== RECORD LIST ==
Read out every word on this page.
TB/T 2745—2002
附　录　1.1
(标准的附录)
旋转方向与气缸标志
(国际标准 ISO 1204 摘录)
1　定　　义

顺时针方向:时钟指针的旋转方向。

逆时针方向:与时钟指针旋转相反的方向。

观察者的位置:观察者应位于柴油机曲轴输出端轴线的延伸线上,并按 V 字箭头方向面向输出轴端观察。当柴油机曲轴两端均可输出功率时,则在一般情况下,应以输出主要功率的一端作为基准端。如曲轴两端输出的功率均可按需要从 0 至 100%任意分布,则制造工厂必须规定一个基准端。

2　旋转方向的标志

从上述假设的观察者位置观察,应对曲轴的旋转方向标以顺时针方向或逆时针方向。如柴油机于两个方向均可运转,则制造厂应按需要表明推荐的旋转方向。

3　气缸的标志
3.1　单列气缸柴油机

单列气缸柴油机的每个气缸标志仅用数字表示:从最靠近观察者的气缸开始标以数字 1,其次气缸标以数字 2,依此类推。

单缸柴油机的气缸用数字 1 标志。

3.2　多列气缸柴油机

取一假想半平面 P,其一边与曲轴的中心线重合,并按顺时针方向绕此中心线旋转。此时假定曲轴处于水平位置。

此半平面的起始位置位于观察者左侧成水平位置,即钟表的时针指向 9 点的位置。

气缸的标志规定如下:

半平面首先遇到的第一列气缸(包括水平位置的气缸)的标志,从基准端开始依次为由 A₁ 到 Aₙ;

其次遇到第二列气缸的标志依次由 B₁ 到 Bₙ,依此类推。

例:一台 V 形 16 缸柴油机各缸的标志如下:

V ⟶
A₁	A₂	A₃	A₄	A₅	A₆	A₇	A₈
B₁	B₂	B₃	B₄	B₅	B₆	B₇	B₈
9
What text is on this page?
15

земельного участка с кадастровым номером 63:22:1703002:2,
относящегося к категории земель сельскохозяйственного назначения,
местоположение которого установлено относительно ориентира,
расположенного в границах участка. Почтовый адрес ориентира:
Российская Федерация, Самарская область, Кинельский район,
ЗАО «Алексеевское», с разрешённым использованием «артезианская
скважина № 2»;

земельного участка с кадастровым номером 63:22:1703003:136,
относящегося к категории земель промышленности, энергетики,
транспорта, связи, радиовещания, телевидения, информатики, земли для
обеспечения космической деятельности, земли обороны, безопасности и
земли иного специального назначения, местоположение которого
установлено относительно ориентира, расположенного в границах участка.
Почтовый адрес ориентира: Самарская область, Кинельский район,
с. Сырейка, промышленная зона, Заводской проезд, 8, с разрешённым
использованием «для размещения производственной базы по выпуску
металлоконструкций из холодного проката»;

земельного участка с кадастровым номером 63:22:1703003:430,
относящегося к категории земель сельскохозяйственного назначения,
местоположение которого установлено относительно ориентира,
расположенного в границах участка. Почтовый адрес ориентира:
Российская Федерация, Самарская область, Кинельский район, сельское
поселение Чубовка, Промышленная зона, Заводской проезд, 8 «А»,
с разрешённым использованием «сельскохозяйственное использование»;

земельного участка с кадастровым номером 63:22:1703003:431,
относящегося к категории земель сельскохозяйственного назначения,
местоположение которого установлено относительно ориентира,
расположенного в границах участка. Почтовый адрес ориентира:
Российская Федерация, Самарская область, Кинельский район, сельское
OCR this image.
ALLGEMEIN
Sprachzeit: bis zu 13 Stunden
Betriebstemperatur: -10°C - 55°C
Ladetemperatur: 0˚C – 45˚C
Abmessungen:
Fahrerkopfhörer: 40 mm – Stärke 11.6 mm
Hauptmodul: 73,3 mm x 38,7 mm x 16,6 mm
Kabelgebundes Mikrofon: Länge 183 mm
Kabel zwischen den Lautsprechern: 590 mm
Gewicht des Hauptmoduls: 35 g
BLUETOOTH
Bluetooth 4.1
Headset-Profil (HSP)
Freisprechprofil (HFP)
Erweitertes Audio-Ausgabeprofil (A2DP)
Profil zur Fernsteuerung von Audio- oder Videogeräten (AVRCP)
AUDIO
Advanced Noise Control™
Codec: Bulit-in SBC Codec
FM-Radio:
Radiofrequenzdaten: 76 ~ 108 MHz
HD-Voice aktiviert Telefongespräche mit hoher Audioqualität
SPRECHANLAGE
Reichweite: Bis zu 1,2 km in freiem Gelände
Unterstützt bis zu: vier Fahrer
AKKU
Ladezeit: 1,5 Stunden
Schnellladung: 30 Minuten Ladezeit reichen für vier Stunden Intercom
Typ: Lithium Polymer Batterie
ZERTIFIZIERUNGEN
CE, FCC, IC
===
** WHAT THE EXERCISE ASKS **
Each record above should be restated word for word.

** WRITTEN ANSWER **
Read out every word on this page.
TB/T 2745—2002
附　录　1.1
(标准的附录)
旋转方向与气缸标志
(国际标准 ISO 1204 摘录)
1　定　　义

顺时针方向:时钟指针的旋转方向。

逆时针方向:与时钟指针旋转相反的方向。

观察者的位置:观察者应位于柴油机曲轴输出端轴线的延伸线上,并按 V 字箭头方向面向输出轴端观察。当柴油机曲轴两端均可输出功率时,则在一般情况下,应以输出主要功率的一端作为基准端。如曲轴两端输出的功率均可按需要从 0 至 100%任意分布,则制造工厂必须规定一个基准端。

2　旋转方向的标志

从上述假设的观察者位置观察,应对曲轴的旋转方向标以顺时针方向或逆时针方向。如柴油机于两个方向均可运转,则制造厂应按需要表明推荐的旋转方向。

3　气缸的标志
3.1　单列气缸柴油机

单列气缸柴油机的每个气缸标志仅用数字表示:从最靠近观察者的气缸开始标以数字 1,其次气缸标以数字 2,依此类推。

单缸柴油机的气缸用数字 1 标志。

3.2　多列气缸柴油机

取一假想半平面 P,其一边与曲轴的中心线重合,并按顺时针方向绕此中心线旋转。此时假定曲轴处于水平位置。

此半平面的起始位置位于观察者左侧成水平位置,即钟表的时针指向 9 点的位置。

气缸的标志规定如下:

半平面首先遇到的第一列气缸(包括水平位置的气缸)的标志,从基准端开始依次为由 A₁ 到 Aₙ;

其次遇到第二列气缸的标志依次由 B₁ 到 Bₙ,依此类推。

例:一台 V 形 16 缸柴油机各缸的标志如下:

V ⟶
A₁	A₂	A₃	A₄	A₅	A₆	A₇	A₈
B₁	B₂	B₃	B₄	B₅	B₆	B₇	B₈
9
What text is on this page?
15

земельного участка с кадастровым номером 63:22:1703002:2,
относящегося к категории земель сельскохозяйственного назначения,
местоположение которого установлено относительно ориентира,
расположенного в границах участка. Почтовый адрес ориентира:
Российская Федерация, Самарская область, Кинельский район,
ЗАО «Алексеевское», с разрешённым использованием «артезианская
скважина № 2»;

земельного участка с кадастровым номером 63:22:1703003:136,
относящегося к категории земель промышленности, энергетики,
транспорта, связи, радиовещания, телевидения, информатики, земли для
обеспечения космической деятельности, земли обороны, безопасности и
земли иного специального назначения, местоположение которого
установлено относительно ориентира, расположенного в границах участка.
Почтовый адрес ориентира: Самарская область, Кинельский район,
с. Сырейка, промышленная зона, Заводской проезд, 8, с разрешённым
использованием «для размещения производственной базы по выпуску
металлоконструкций из холодного проката»;

земельного участка с кадастровым номером 63:22:1703003:430,
относящегося к категории земель сельскохозяйственного назначения,
местоположение которого установлено относительно ориентира,
расположенного в границах участка. Почтовый адрес ориентира:
Российская Федерация, Самарская область, Кинельский район, сельское
поселение Чубовка, Промышленная зона, Заводской проезд, 8 «А»,
с разрешённым использованием «сельскохозяйственное использование»;

земельного участка с кадастровым номером 63:22:1703003:431,
относящегося к категории земель сельскохозяйственного назначения,
местоположение которого установлено относительно ориентира,
расположенного в границах участка. Почтовый адрес ориентира:
Российская Федерация, Самарская область, Кинельский район, сельское
OCR this image.
ALLGEMEIN
Sprachzeit: bis zu 13 Stunden
Betriebstemperatur: -10°C - 55°C
Ladetemperatur: 0˚C – 45˚C
Abmessungen:
Fahrerkopfhörer: 40 mm – Stärke 11.6 mm
Hauptmodul: 73,3 mm x 38,7 mm x 16,6 mm
Kabelgebundes Mikrofon: Länge 183 mm
Kabel zwischen den Lautsprechern: 590 mm
Gewicht des Hauptmoduls: 35 g
BLUETOOTH
Bluetooth 4.1
Headset-Profil (HSP)
Freisprechprofil (HFP)
Erweitertes Audio-Ausgabeprofil (A2DP)
Profil zur Fernsteuerung von Audio- oder Videogeräten (AVRCP)
AUDIO
Advanced Noise Control™
Codec: Bulit-in SBC Codec
FM-Radio:
Radiofrequenzdaten: 76 ~ 108 MHz
HD-Voice aktiviert Telefongespräche mit hoher Audioqualität
SPRECHANLAGE
Reichweite: Bis zu 1,2 km in freiem Gelände
Unterstützt bis zu: vier Fahrer
AKKU
Ladezeit: 1,5 Stunden
Schnellladung: 30 Minuten Ladezeit reichen für vier Stunden Intercom
Typ: Lithium Polymer Batterie
ZERTIFIZIERUNGEN
CE, FCC, IC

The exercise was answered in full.